* [TASK PROMPT]
Report the count of lines where the string "values" appears, and nothing else.

* [Collected data entries]

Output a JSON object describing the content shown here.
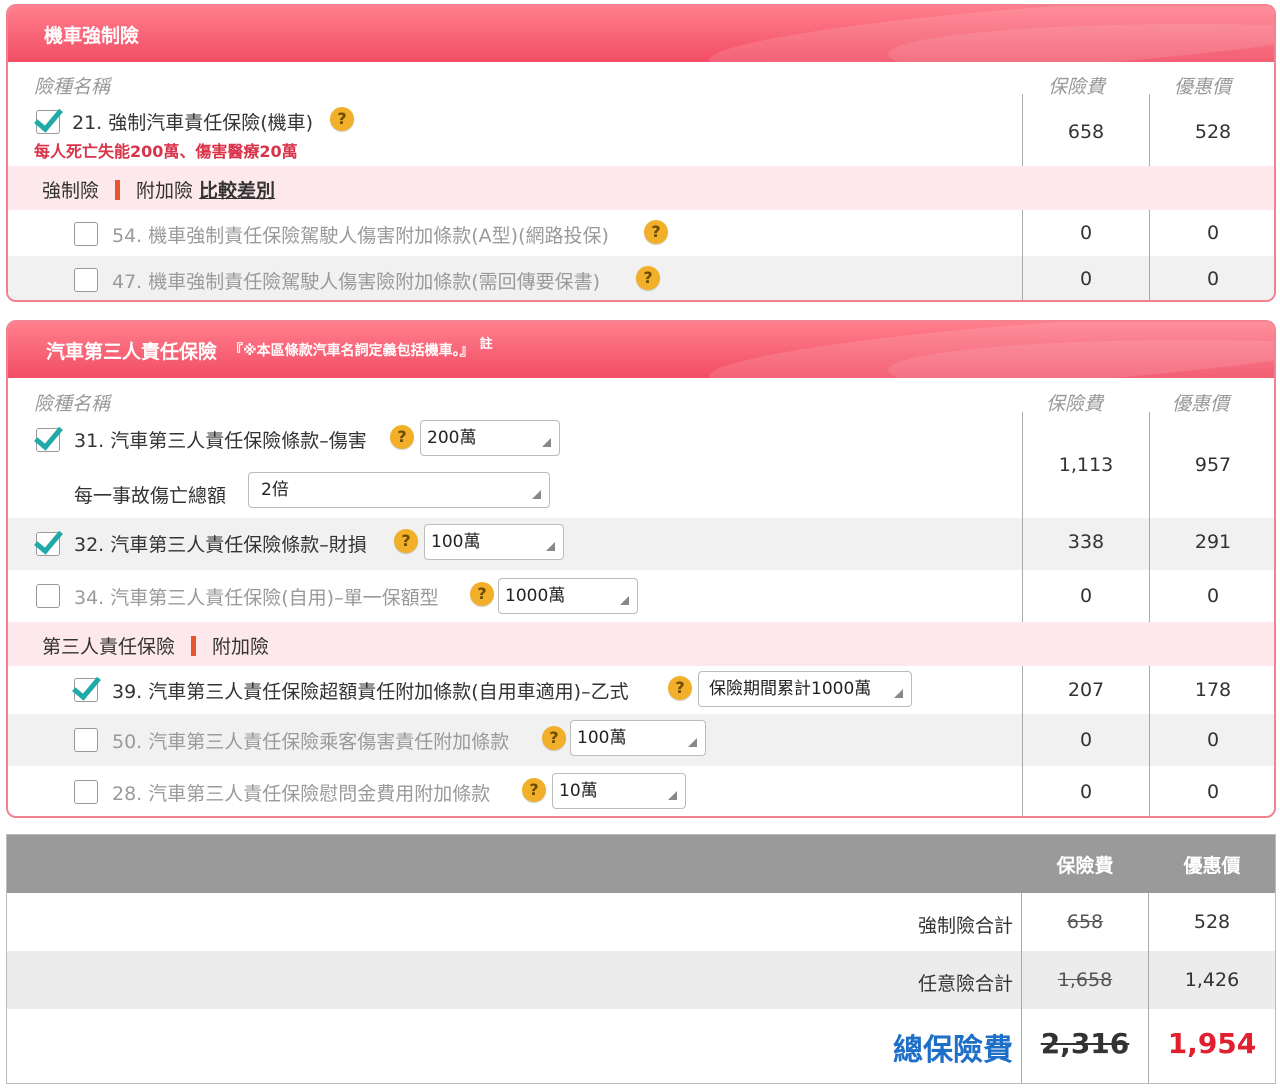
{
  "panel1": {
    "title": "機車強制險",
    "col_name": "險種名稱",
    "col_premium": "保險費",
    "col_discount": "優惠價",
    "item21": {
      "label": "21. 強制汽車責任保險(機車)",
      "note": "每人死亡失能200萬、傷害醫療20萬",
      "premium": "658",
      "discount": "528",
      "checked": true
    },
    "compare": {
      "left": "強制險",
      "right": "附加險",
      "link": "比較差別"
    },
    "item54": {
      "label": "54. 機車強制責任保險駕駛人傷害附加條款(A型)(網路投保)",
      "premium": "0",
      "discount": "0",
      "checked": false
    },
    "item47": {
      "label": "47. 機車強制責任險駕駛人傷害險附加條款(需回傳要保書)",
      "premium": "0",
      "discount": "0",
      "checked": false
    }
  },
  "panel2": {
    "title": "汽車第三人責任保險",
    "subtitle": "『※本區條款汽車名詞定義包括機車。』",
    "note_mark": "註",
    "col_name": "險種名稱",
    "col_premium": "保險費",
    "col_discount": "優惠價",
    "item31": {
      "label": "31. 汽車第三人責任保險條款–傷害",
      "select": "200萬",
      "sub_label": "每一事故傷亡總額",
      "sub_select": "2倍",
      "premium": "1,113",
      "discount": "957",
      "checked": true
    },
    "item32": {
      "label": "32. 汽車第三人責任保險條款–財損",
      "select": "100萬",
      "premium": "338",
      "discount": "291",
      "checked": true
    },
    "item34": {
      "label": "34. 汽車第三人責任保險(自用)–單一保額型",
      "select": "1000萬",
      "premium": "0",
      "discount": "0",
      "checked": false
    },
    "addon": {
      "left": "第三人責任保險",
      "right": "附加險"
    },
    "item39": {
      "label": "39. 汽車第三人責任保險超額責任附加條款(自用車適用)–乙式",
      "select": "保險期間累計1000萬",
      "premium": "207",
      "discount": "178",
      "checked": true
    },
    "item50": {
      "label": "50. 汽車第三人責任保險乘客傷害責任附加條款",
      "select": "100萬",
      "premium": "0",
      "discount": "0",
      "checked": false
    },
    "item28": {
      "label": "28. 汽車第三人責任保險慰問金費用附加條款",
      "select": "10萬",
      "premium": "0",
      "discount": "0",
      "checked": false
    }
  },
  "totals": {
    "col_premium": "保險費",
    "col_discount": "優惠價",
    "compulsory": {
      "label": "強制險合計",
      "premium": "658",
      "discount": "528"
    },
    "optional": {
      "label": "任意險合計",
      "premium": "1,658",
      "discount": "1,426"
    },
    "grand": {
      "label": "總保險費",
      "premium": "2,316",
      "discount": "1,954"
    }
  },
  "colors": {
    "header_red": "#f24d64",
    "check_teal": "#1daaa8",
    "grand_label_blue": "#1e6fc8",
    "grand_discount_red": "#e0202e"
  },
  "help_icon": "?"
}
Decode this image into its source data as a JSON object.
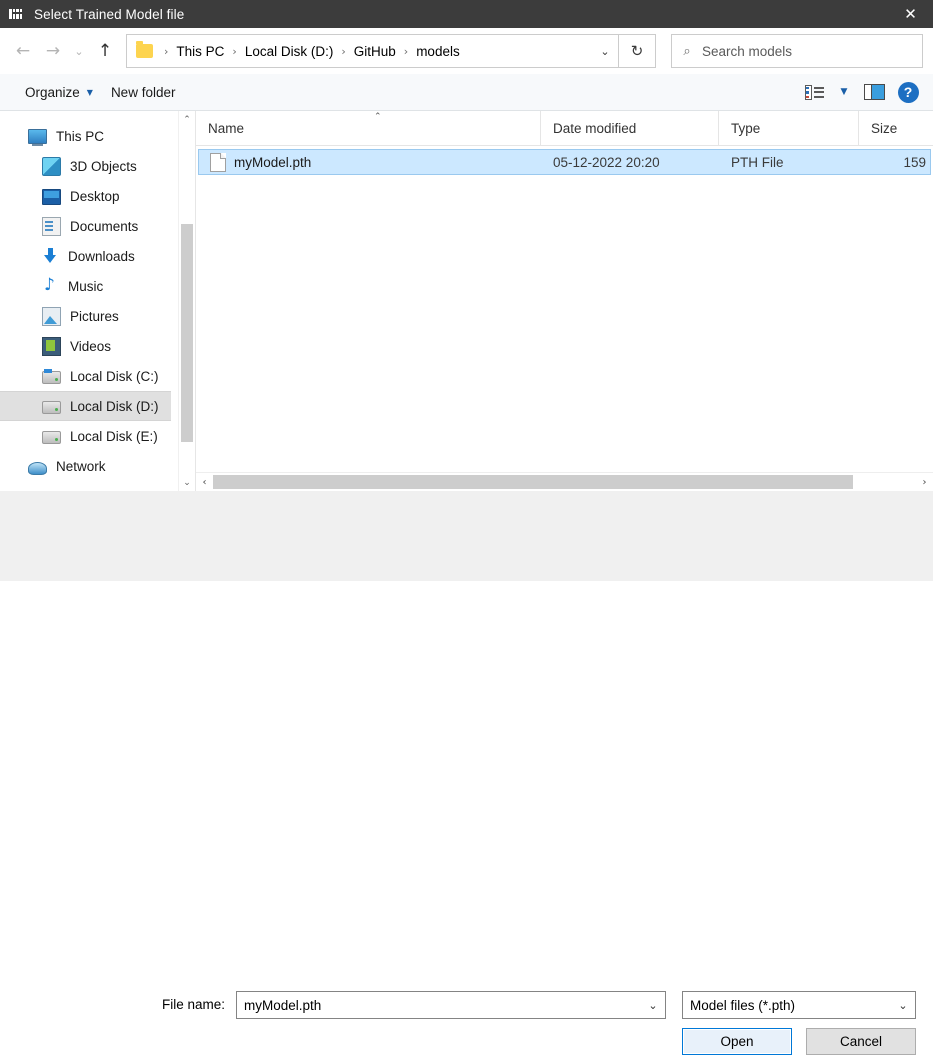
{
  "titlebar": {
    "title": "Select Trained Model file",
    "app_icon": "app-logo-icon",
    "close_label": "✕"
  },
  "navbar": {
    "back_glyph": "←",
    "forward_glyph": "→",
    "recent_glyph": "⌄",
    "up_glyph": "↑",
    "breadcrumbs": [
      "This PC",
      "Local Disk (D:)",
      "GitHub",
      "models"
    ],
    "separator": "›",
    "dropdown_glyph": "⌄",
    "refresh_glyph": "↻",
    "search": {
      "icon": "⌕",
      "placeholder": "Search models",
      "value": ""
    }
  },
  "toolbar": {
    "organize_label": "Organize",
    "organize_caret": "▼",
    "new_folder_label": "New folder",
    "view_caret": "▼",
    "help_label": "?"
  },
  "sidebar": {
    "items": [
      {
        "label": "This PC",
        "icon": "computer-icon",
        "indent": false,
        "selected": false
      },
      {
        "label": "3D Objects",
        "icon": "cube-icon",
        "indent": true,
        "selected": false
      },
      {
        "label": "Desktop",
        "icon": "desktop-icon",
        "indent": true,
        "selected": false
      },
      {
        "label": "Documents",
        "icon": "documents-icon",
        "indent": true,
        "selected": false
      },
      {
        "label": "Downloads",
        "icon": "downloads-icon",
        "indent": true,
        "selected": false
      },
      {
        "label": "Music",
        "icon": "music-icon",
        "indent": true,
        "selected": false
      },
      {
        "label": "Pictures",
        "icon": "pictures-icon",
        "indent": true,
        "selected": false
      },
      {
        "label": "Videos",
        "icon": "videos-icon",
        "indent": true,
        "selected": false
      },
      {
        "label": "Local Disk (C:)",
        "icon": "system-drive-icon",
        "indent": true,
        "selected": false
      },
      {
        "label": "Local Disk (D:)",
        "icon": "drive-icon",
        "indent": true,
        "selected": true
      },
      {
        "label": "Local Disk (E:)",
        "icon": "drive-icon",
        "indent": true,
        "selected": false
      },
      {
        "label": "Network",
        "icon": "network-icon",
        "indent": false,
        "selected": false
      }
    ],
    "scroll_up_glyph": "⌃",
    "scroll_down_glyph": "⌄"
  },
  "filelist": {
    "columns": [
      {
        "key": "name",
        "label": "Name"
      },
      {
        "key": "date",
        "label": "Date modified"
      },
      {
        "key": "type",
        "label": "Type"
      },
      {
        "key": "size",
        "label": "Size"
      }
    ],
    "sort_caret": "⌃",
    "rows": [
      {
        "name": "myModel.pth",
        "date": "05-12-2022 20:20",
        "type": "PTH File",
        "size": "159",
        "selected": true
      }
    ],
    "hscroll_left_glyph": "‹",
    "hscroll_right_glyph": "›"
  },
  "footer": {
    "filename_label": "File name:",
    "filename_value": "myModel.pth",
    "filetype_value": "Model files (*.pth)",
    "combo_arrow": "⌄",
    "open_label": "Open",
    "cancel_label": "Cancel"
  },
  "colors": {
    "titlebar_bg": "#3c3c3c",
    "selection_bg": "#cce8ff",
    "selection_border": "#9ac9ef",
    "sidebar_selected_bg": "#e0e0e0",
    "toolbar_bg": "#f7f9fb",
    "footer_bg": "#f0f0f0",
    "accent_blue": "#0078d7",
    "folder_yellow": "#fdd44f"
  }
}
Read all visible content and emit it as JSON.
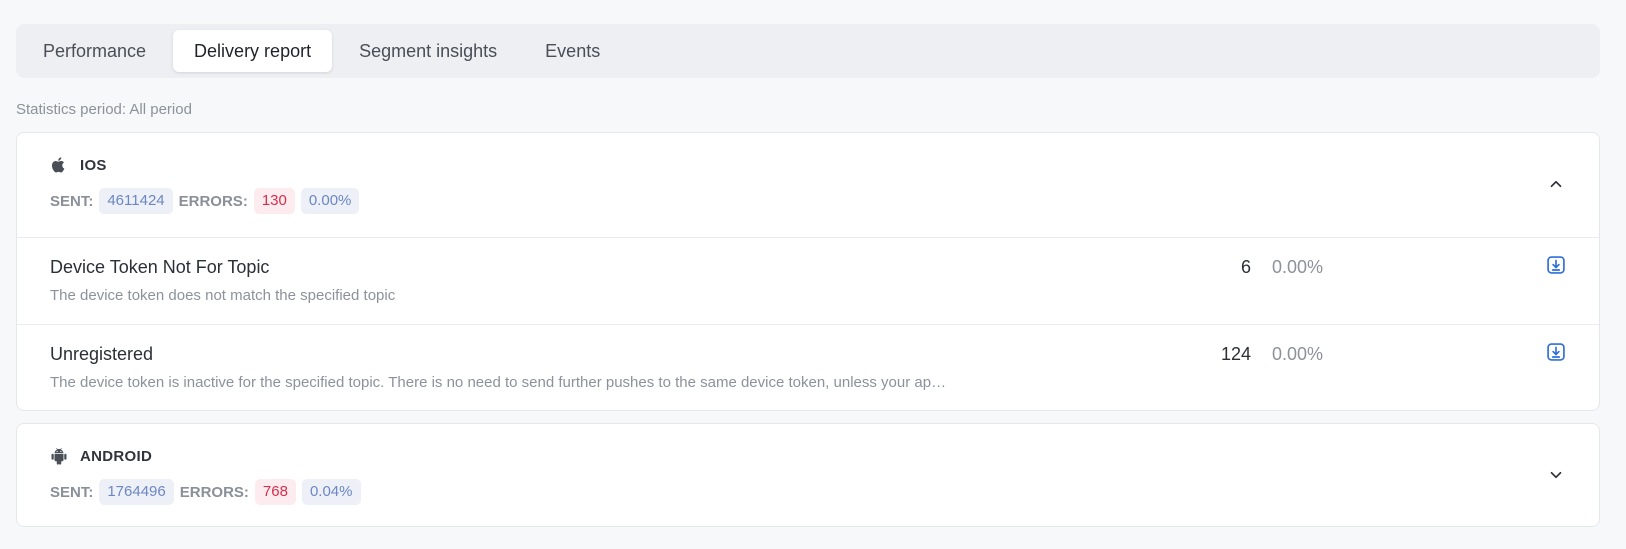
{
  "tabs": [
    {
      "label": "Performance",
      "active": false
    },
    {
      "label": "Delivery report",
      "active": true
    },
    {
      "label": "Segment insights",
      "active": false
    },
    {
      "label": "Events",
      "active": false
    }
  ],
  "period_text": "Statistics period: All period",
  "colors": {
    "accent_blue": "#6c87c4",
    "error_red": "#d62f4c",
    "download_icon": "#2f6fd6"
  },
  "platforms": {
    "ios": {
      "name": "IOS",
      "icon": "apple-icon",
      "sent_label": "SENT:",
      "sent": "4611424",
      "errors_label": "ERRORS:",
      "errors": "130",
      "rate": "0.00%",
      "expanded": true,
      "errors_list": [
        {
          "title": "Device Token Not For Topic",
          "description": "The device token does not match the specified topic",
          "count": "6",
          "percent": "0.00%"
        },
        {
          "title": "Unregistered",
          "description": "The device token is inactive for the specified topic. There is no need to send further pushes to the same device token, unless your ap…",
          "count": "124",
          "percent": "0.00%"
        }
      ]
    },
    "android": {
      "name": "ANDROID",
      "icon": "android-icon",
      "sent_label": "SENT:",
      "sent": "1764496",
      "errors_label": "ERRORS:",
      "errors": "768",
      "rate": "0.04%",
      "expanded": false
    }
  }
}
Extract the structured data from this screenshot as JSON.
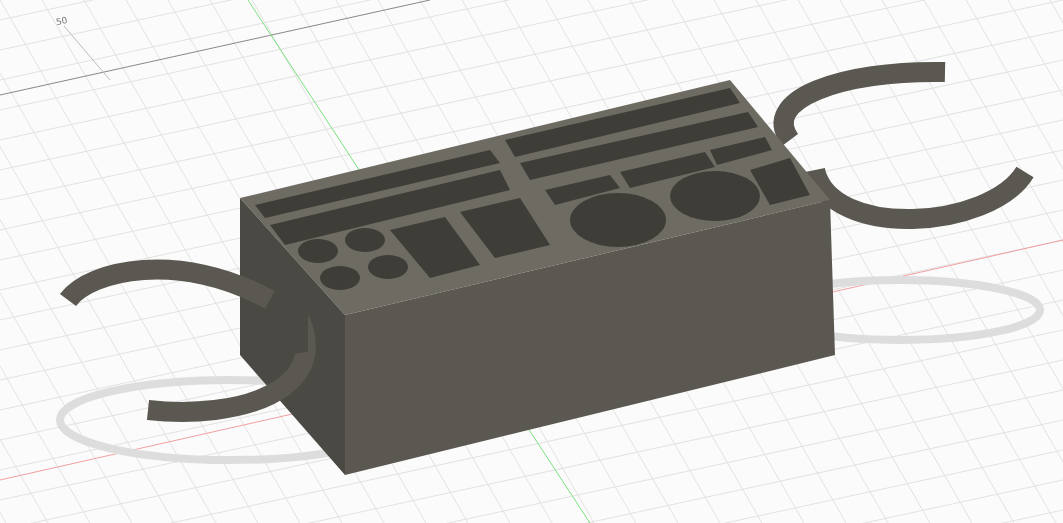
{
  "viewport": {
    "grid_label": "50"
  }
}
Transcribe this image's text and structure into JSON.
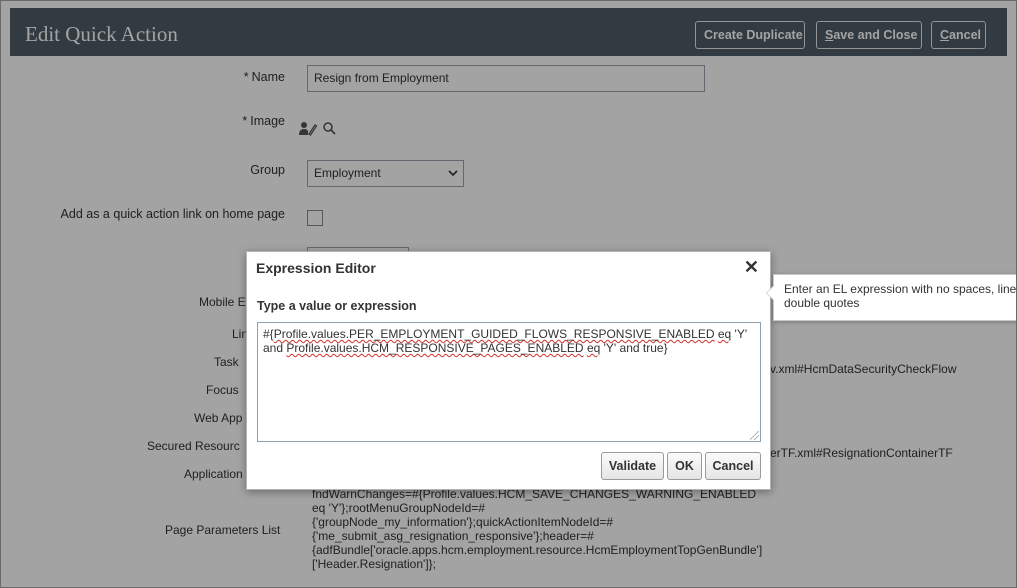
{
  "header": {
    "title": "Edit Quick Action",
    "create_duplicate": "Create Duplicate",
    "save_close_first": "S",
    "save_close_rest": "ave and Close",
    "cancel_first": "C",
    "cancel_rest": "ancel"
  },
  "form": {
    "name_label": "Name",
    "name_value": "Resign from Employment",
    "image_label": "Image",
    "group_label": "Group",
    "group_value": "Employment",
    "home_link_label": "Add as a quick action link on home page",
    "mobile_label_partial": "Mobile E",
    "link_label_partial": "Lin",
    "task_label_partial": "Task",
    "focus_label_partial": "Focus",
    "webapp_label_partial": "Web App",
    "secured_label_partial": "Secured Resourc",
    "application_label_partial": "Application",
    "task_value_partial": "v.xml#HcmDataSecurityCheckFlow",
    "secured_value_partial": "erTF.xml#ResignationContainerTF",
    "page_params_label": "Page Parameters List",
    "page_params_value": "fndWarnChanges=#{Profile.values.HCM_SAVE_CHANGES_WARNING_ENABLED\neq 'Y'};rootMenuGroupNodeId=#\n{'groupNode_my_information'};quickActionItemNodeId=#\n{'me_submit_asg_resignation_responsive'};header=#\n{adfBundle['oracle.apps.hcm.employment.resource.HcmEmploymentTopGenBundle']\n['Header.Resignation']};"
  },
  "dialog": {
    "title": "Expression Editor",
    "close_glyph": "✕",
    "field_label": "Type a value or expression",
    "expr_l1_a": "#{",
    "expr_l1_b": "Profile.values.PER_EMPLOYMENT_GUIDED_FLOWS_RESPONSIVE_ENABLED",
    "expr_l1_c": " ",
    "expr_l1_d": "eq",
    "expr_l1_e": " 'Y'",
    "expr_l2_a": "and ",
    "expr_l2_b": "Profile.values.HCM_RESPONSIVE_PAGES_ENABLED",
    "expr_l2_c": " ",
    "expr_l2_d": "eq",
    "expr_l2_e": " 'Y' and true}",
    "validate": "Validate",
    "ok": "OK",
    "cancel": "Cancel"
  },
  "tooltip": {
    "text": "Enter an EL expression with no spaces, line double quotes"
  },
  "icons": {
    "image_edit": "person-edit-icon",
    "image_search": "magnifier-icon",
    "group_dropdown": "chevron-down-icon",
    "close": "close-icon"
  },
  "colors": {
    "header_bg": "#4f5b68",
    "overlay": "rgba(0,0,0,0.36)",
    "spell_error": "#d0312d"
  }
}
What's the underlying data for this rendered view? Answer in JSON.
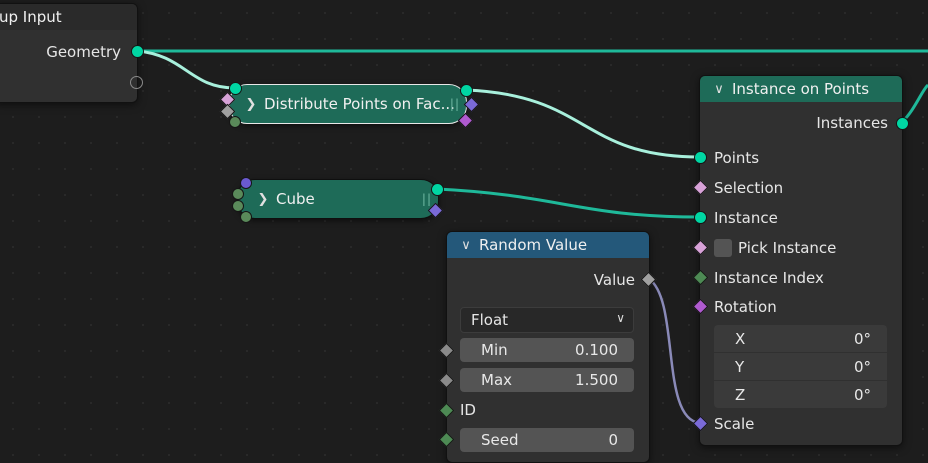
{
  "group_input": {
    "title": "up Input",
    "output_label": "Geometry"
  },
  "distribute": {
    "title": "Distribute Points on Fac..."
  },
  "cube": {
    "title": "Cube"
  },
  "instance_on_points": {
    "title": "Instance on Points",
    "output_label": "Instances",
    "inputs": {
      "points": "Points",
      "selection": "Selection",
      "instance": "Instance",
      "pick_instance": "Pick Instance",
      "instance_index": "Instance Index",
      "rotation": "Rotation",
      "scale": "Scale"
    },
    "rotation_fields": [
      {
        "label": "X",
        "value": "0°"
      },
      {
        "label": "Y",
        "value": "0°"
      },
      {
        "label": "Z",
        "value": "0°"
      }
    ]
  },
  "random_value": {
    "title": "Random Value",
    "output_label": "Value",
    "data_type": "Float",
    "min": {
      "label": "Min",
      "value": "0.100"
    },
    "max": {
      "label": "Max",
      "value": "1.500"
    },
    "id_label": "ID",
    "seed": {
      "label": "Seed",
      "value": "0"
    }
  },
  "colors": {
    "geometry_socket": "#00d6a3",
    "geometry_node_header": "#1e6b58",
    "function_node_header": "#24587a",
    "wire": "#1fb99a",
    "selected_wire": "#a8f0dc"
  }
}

* [REPLY TO THE EXERCISE]
3